Exercise inputs.
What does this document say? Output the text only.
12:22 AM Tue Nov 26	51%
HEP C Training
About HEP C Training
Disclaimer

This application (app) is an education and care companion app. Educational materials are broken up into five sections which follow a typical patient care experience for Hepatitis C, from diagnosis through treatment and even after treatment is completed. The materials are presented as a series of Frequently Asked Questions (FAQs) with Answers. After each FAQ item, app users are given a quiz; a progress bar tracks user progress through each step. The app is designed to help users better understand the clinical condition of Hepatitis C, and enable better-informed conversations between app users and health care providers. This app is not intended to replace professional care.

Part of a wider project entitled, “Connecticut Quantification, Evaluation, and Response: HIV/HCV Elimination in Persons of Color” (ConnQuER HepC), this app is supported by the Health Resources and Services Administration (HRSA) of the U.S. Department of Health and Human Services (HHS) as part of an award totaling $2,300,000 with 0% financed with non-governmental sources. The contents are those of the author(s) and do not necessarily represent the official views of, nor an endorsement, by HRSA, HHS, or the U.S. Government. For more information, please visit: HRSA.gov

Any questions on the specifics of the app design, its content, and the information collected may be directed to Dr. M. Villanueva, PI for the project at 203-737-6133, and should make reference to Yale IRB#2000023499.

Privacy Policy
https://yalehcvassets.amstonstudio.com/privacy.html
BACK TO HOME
--
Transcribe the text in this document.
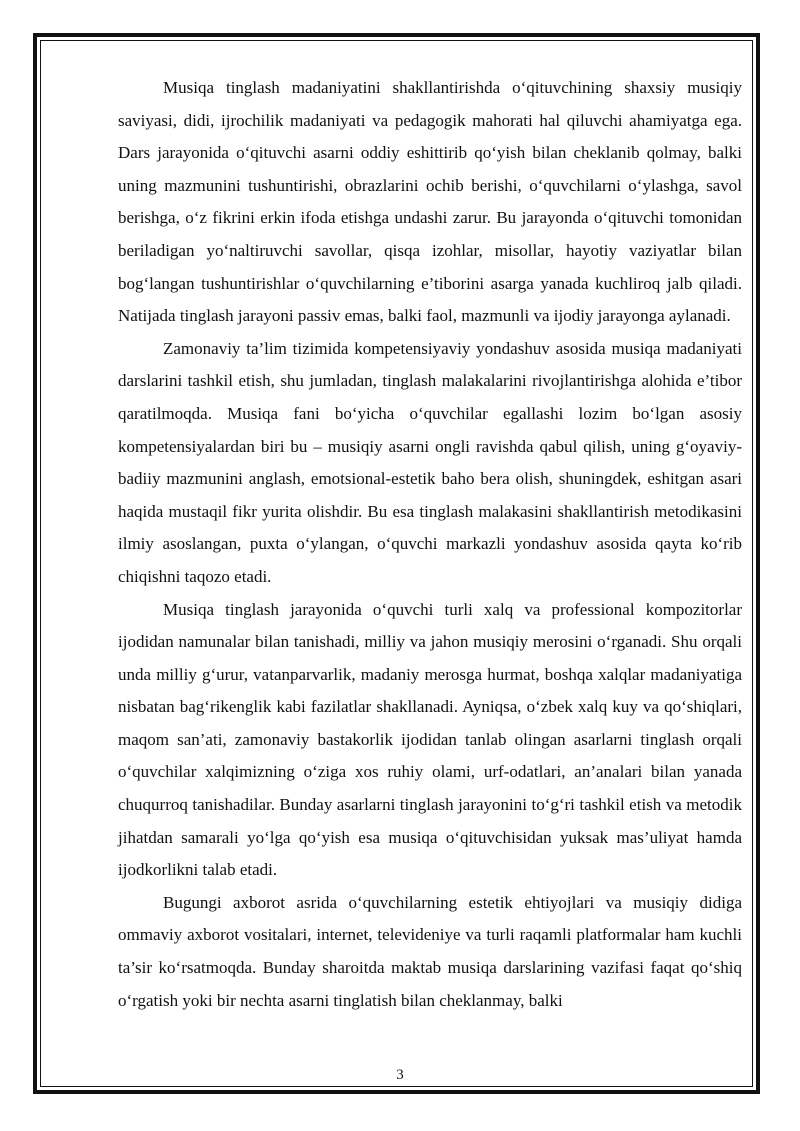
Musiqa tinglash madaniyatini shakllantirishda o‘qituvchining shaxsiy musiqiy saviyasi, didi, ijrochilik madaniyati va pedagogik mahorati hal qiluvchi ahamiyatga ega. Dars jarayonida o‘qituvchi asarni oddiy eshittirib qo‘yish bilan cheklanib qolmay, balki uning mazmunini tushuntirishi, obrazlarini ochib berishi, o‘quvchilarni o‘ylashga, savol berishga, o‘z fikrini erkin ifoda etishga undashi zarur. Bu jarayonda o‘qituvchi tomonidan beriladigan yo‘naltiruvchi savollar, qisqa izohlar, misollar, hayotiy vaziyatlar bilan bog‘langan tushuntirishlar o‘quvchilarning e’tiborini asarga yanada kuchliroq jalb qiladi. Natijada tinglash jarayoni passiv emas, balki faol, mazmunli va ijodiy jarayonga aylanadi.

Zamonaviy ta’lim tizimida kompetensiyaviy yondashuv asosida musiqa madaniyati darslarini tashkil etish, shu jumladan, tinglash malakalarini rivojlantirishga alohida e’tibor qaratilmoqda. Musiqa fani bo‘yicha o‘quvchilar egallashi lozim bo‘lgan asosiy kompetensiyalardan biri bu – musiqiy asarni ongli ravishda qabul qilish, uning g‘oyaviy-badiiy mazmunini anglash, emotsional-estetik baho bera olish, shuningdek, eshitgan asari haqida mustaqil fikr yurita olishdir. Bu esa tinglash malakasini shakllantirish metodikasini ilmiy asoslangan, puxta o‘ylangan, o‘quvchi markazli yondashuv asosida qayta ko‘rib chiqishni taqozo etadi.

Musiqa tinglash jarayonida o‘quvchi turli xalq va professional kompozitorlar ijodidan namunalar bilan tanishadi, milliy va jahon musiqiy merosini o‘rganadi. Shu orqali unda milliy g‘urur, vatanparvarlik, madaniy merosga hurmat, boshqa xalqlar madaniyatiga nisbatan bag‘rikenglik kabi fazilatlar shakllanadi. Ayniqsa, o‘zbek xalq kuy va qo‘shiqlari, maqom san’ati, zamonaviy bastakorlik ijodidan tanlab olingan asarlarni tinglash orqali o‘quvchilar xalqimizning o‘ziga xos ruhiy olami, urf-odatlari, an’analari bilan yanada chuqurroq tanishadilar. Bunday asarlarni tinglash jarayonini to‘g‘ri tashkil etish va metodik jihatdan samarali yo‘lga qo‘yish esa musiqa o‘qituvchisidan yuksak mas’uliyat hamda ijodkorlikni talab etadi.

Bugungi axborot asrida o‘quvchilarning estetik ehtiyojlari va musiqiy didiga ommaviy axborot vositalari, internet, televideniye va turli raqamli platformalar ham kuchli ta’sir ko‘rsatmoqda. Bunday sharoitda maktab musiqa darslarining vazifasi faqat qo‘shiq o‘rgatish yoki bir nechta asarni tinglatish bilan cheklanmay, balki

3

What you are asked to do. Using the listing above, locate the lines that hold "project" and copy each one.

The solution.
Part of a wider project entitled, “Connecticut Quantification, Evaluation, and Response: HIV/HCV Elimination in Persons of Color” (ConnQuER HepC), this app is supported by the Health Resources and Services Administration (HRSA) of the U.S. Department of Health and Human Services (HHS) as part of an award totaling $2,300,000 with 0% financed with non-governmental sources. The contents are those of the author(s) and do not necessarily represent the official views of, nor an endorsement, by HRSA, HHS, or the U.S. Government. For more information, please visit: HRSA.gov
Any questions on the specifics of the app design, its content, and the information collected may be directed to Dr. M. Villanueva, PI for the project at 203-737-6133, and should make reference to Yale IRB#2000023499.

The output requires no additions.